──────── RECORDS SUPPLIED ────────
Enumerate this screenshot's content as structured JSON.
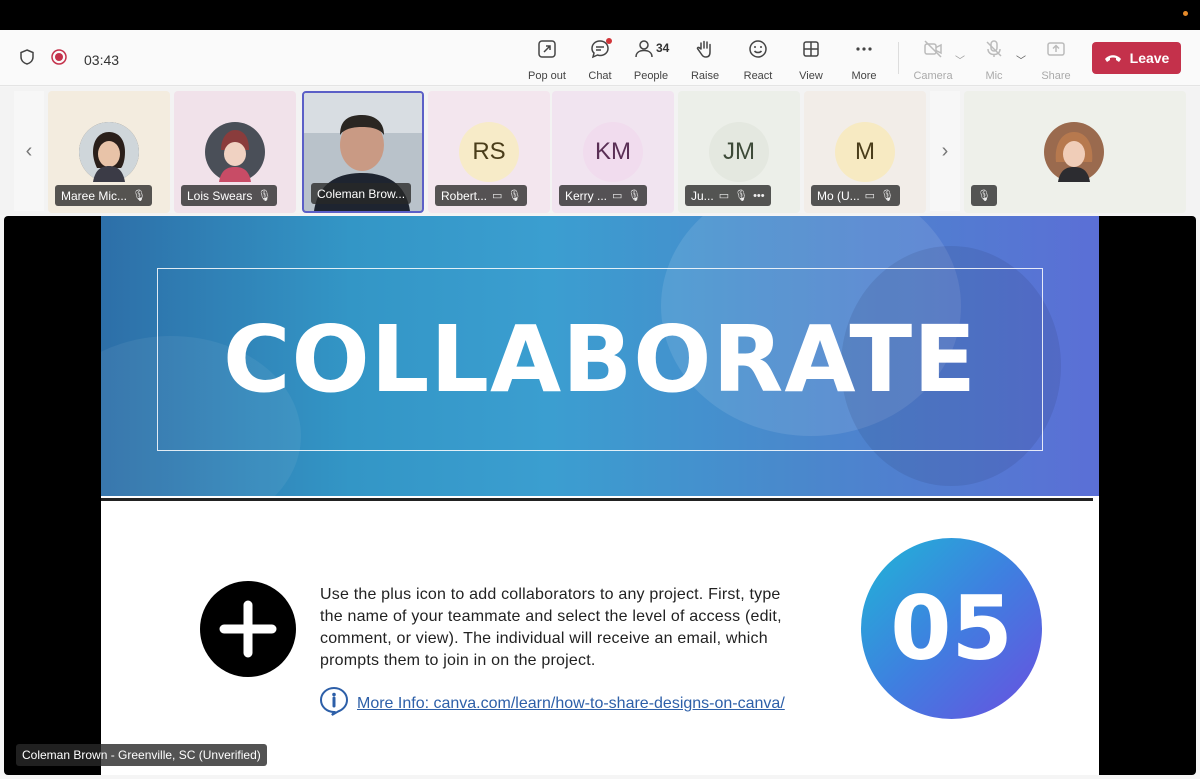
{
  "meeting": {
    "timer": "03:43"
  },
  "toolbar": {
    "popout_label": "Pop out",
    "chat_label": "Chat",
    "people_label": "People",
    "people_count": "34",
    "raise_label": "Raise",
    "react_label": "React",
    "view_label": "View",
    "more_label": "More",
    "camera_label": "Camera",
    "mic_label": "Mic",
    "share_label": "Share",
    "leave_label": "Leave"
  },
  "participants": [
    {
      "name": "Maree Mic...",
      "initials": "",
      "bg": "#f3ecdf"
    },
    {
      "name": "Lois Swears",
      "initials": "",
      "bg": "#f1e2ea"
    },
    {
      "name": "Coleman Brow...",
      "initials": "",
      "bg": "#3a3f48"
    },
    {
      "name": "Robert...",
      "initials": "RS",
      "bg": "#f3e6ee",
      "avatar_bg": "#f7ebc8"
    },
    {
      "name": "Kerry ...",
      "initials": "KM",
      "bg": "#f1e4f0",
      "avatar_bg": "#f1dcee"
    },
    {
      "name": "Ju...",
      "initials": "JM",
      "bg": "#ecefe9",
      "avatar_bg": "#e4e8e0"
    },
    {
      "name": "Mo (U...",
      "initials": "M",
      "bg": "#f2ede8",
      "avatar_bg": "#f7eac2"
    }
  ],
  "slide": {
    "title": "COLLABORATE",
    "body": "Use the plus icon to add collaborators to any project.  First, type the name of your teammate and select the level of access (edit, comment, or view).  The individual will receive an email, which prompts them to join in on the project.",
    "info_link": "More Info: canva.com/learn/how-to-share-designs-on-canva/",
    "number": "05"
  },
  "presenter_caption": "Coleman Brown - Greenville, SC (Unverified)",
  "colors": {
    "leave": "#c4314b",
    "accent": "#5b5fc7",
    "link": "#2d5fa8"
  }
}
────────
## SET EXERCISE
Copy the material above exactly and drop the pictures.

## EXPECTED ANSWER
Enumerate this screenshot's content as structured JSON.
{
  "meeting": {
    "timer": "03:43"
  },
  "toolbar": {
    "popout_label": "Pop out",
    "chat_label": "Chat",
    "people_label": "People",
    "people_count": "34",
    "raise_label": "Raise",
    "react_label": "React",
    "view_label": "View",
    "more_label": "More",
    "camera_label": "Camera",
    "mic_label": "Mic",
    "share_label": "Share",
    "leave_label": "Leave"
  },
  "participants": [
    {
      "name": "Maree Mic...",
      "initials": "",
      "bg": "#f3ecdf"
    },
    {
      "name": "Lois Swears",
      "initials": "",
      "bg": "#f1e2ea"
    },
    {
      "name": "Coleman Brow...",
      "initials": "",
      "bg": "#3a3f48"
    },
    {
      "name": "Robert...",
      "initials": "RS",
      "bg": "#f3e6ee",
      "avatar_bg": "#f7ebc8"
    },
    {
      "name": "Kerry ...",
      "initials": "KM",
      "bg": "#f1e4f0",
      "avatar_bg": "#f1dcee"
    },
    {
      "name": "Ju...",
      "initials": "JM",
      "bg": "#ecefe9",
      "avatar_bg": "#e4e8e0"
    },
    {
      "name": "Mo (U...",
      "initials": "M",
      "bg": "#f2ede8",
      "avatar_bg": "#f7eac2"
    }
  ],
  "slide": {
    "title": "COLLABORATE",
    "body": "Use the plus icon to add collaborators to any project.  First, type the name of your teammate and select the level of access (edit, comment, or view).  The individual will receive an email, which prompts them to join in on the project.",
    "info_link": "More Info: canva.com/learn/how-to-share-designs-on-canva/",
    "number": "05"
  },
  "presenter_caption": "Coleman Brown - Greenville, SC (Unverified)",
  "colors": {
    "leave": "#c4314b",
    "accent": "#5b5fc7",
    "link": "#2d5fa8"
  }
}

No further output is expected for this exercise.